Exercise:
From the Halifax travel account below, return the passage that begins at the words "We strolled along" and stops after "the best part.", copied word for word.
== Extracted text
Changing of the Guard, The Halifax Citadel

We then stopped at corner of Argyle and Sackville Street for lunch at Durty Nelly’s, an authentic Irish Pub which was designed and built in Ireland and shipped to Canada. The restaurant sports an elongated wooden bar and apparently is ‘ the  place’ for listening to the Craic, what the Irish call storytelling and partying. FYI- My seafood chowder was mighty fine, too.

Halifax boasts a deep, natural harbor, actually the second-largest in the world which called for investigation.  A ferry crosses the harbor to and fro Dartmouth so we grabbed a seat and began photographing the skyline and waterfront. Apparently you can ride all day on your $2.50 ticket. Sadly, we did not leave time for  The Maritime Museum of the Atlantic, the city’s signature museum. To be honest, my feet were killing me as I’d worn heeled boots on the plane and they were my only shoe choice.  If I ever return I’d like to see the Titanic displays in the museum. Halifax was closest to the tragic sinking of the oceanliner.

The Great Halifax Harbour

We strolled along the restored buildings on the wharf, a popular tourist haven, and stopped into Nova Scotia Crystal. To my surprise, we found crystal being mouth blown, hand-cut and etched right there in the factory. Irish artisans hoping to keep their craft alive opened the facility in 1996 and  it remains the singular crystal manufacturer in Canada. Each master craftsmen, from glass blower to cutter, have apprenticed their skills for a minimum of ten years. The  showroom pieces glisten in the light and tempt purchase, but watching the operation remains the best part.

Etching a goblet at Nova Scotia Crystal

After just one day in the walking- friendly city, I felt I had it under control. The layout is straight forward and pretty directionally unchallenging.  The thing I will remember was the aura of welcome emanating  from the citizens: the baristas in Starbucks,the regimental members in the Citadel, the waiters and waitresses and workers on the ferry. They couldn’t have made a tourist feel more appreciated, something I don’t usually perceive in American cities.   At the time, I did not know the awe inspiring sense of wonder  I would garner from the Oceanstone Inn near Peggy’s Cove, but, I left Halifax grateful to have taken the extra day to tour and connect.
====
== Entries supplied
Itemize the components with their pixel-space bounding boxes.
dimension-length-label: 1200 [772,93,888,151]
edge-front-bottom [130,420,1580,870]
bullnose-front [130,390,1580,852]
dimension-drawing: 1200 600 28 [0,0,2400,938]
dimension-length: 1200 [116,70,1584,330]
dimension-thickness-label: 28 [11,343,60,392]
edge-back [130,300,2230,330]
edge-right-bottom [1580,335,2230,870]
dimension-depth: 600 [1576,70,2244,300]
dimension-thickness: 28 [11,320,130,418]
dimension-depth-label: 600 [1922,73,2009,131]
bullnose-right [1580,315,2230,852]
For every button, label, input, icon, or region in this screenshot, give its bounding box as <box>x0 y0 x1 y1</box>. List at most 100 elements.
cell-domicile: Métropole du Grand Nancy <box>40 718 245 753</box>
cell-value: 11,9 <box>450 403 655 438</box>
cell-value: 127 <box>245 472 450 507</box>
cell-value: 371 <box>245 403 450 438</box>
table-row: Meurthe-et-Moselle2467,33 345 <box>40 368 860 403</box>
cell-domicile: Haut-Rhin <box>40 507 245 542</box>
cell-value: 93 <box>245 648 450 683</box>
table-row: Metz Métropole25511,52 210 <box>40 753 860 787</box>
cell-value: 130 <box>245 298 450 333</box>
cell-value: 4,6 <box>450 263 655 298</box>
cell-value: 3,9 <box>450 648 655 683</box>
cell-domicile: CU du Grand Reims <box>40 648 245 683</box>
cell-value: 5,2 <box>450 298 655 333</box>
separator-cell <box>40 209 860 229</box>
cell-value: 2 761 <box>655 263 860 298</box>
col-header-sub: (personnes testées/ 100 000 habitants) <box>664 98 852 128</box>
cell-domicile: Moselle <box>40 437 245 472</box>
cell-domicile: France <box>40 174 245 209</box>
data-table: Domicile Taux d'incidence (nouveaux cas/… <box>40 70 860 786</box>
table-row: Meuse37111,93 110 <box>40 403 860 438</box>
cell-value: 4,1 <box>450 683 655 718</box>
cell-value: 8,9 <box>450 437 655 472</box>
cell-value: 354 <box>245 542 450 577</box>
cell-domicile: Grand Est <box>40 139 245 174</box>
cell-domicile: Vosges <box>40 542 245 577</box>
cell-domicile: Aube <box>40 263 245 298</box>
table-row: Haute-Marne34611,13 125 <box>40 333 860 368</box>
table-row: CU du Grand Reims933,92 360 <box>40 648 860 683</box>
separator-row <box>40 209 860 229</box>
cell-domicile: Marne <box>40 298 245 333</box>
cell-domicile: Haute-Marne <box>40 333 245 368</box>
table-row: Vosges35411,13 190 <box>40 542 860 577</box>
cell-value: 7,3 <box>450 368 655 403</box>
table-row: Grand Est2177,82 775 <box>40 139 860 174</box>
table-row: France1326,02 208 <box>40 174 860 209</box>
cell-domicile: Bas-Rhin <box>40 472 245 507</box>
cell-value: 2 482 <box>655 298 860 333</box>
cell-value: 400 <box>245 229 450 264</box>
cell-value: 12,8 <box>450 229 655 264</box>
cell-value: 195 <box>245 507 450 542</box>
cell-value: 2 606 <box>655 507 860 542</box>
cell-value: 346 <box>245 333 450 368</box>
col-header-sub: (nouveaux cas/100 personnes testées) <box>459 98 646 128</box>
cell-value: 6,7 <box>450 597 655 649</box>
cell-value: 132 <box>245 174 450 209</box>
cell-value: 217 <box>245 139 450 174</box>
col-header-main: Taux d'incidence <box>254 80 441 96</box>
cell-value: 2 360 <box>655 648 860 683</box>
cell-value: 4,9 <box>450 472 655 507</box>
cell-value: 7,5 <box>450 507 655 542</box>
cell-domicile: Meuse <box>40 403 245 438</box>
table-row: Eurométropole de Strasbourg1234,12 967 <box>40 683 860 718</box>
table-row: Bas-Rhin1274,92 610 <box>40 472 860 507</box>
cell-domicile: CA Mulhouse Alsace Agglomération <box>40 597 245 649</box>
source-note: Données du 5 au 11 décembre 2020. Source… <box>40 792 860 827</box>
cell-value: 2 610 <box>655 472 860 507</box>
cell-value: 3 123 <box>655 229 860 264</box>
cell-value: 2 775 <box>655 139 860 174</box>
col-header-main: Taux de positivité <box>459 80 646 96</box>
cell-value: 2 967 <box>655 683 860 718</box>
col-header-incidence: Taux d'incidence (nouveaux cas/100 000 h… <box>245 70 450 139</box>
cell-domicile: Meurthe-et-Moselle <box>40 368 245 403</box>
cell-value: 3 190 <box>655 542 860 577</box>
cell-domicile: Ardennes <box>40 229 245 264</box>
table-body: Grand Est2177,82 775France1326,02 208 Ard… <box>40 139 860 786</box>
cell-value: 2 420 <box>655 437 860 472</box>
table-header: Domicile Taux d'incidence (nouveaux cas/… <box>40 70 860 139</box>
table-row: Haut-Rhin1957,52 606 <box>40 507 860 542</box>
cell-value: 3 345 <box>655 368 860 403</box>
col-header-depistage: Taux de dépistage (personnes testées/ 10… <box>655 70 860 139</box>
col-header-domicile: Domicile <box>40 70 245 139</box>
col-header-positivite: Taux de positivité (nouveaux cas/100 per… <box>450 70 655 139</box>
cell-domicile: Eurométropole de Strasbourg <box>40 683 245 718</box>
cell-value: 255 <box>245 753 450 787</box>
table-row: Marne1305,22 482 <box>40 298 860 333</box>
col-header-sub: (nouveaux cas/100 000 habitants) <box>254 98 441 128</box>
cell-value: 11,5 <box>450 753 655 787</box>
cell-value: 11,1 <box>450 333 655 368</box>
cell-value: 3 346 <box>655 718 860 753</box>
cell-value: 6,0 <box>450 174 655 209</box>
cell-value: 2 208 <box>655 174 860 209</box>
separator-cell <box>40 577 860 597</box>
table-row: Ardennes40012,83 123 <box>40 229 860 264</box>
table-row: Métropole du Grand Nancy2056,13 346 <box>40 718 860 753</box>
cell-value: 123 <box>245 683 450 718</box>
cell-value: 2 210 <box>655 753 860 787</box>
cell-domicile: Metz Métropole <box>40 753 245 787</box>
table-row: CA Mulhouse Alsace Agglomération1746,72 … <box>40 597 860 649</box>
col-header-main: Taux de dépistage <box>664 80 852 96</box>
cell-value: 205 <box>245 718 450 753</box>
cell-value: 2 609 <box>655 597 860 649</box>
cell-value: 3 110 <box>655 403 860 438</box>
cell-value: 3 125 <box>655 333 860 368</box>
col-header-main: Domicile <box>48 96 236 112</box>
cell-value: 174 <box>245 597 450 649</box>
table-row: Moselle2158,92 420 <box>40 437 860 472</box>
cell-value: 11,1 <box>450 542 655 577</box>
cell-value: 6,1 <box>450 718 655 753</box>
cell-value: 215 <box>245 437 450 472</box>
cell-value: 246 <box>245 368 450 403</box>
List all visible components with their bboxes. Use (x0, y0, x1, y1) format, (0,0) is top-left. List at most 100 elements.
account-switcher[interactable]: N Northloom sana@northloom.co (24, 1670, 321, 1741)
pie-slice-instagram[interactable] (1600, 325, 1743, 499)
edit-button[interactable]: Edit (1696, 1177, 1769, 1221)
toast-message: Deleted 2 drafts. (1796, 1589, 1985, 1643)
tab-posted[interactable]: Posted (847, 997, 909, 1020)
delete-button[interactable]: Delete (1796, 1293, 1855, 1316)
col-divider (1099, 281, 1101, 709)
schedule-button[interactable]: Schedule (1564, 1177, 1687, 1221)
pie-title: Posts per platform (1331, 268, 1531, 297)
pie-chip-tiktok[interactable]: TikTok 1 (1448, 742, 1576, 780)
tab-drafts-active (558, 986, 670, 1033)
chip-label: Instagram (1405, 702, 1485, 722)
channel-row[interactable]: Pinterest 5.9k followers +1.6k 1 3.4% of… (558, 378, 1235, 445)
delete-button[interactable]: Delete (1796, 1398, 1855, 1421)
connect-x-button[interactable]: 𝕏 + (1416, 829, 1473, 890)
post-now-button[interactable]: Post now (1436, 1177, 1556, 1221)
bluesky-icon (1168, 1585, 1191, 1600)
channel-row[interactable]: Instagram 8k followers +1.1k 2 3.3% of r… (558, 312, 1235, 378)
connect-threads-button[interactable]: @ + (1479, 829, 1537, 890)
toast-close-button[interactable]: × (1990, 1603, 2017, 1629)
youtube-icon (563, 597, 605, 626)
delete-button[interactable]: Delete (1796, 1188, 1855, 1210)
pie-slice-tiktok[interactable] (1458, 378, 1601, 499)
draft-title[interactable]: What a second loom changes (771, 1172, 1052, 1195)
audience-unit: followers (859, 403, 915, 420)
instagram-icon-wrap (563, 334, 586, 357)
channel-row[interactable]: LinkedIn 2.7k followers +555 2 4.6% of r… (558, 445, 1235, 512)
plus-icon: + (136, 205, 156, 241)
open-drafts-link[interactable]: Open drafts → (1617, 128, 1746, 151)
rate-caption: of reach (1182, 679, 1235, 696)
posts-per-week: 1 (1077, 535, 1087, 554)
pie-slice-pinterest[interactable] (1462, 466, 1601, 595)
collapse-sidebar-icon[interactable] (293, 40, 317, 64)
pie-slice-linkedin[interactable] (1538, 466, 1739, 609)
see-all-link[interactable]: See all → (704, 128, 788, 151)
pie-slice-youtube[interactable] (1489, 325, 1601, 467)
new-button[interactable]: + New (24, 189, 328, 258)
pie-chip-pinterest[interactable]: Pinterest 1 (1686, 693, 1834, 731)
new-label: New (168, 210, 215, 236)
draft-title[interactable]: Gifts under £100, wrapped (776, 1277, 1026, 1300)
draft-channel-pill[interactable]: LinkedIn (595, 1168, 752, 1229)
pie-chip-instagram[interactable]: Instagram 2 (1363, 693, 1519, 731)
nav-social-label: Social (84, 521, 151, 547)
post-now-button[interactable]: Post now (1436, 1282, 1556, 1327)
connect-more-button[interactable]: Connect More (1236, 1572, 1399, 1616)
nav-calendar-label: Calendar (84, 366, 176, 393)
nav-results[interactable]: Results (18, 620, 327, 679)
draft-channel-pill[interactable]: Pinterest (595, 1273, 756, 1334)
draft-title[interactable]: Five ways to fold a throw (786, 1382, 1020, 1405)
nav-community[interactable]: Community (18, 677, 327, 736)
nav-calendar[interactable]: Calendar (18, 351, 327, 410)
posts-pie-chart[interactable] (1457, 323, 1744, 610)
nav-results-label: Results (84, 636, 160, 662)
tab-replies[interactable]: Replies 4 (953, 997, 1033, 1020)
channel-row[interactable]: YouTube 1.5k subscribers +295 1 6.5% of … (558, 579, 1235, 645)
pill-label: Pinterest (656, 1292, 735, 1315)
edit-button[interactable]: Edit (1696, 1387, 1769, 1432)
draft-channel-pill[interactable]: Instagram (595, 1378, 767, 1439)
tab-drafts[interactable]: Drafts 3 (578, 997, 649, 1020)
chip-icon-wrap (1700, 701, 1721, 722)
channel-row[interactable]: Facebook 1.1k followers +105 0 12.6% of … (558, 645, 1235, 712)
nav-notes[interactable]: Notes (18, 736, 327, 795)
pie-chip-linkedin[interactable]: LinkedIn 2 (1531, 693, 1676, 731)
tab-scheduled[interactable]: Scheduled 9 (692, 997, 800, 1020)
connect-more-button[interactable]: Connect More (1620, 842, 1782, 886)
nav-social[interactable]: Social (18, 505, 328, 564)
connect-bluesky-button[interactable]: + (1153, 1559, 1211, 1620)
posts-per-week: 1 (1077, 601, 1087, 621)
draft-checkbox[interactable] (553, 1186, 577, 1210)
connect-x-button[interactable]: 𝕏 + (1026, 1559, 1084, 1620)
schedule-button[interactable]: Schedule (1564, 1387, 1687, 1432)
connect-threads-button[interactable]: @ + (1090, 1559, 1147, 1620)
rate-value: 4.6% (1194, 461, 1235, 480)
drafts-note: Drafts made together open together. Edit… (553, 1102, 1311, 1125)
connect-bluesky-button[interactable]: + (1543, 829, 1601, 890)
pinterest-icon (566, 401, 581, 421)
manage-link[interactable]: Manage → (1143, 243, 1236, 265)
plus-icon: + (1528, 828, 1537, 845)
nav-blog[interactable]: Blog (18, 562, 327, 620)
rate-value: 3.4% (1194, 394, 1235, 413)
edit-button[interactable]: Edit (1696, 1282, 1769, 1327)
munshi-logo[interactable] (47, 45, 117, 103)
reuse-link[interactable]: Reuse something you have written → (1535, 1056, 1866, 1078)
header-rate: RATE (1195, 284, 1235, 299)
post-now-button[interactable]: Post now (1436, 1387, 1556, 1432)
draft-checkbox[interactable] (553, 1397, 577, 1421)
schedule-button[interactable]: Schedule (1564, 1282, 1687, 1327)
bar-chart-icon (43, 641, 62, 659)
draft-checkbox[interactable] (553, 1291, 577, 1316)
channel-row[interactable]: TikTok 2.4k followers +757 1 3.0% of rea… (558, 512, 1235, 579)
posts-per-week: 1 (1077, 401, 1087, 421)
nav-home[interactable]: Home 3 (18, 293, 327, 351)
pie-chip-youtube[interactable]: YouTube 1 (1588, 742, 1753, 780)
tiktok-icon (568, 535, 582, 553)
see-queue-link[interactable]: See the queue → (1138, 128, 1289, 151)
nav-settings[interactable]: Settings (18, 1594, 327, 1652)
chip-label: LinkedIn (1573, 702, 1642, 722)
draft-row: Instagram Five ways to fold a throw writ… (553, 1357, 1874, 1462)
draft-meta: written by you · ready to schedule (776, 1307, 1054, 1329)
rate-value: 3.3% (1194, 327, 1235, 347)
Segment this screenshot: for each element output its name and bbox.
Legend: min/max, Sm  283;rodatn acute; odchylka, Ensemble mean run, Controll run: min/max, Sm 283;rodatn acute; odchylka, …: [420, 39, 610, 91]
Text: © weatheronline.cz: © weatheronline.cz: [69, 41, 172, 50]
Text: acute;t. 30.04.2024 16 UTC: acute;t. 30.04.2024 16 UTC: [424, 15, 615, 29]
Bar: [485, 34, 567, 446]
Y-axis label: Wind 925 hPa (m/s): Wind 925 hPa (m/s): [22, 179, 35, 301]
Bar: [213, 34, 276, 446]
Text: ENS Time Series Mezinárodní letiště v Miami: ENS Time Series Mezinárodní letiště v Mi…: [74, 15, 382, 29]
====
Exercise result:
We strolled along the restored buildings on the wharf, a popular tourist haven, and stopped into Nova Scotia Crystal. To my surprise, we found crystal being mouth blown, hand-cut and etched right there in the factory. Irish artisans hoping to keep their craft alive opened the facility in 1996 and  it remains the singular crystal manufacturer in Canada. Each master craftsmen, from glass blower to cutter, have apprenticed their skills for a minimum of ten years. The  showroom pieces glisten in the light and tempt purchase, but watching the operation remains the best part.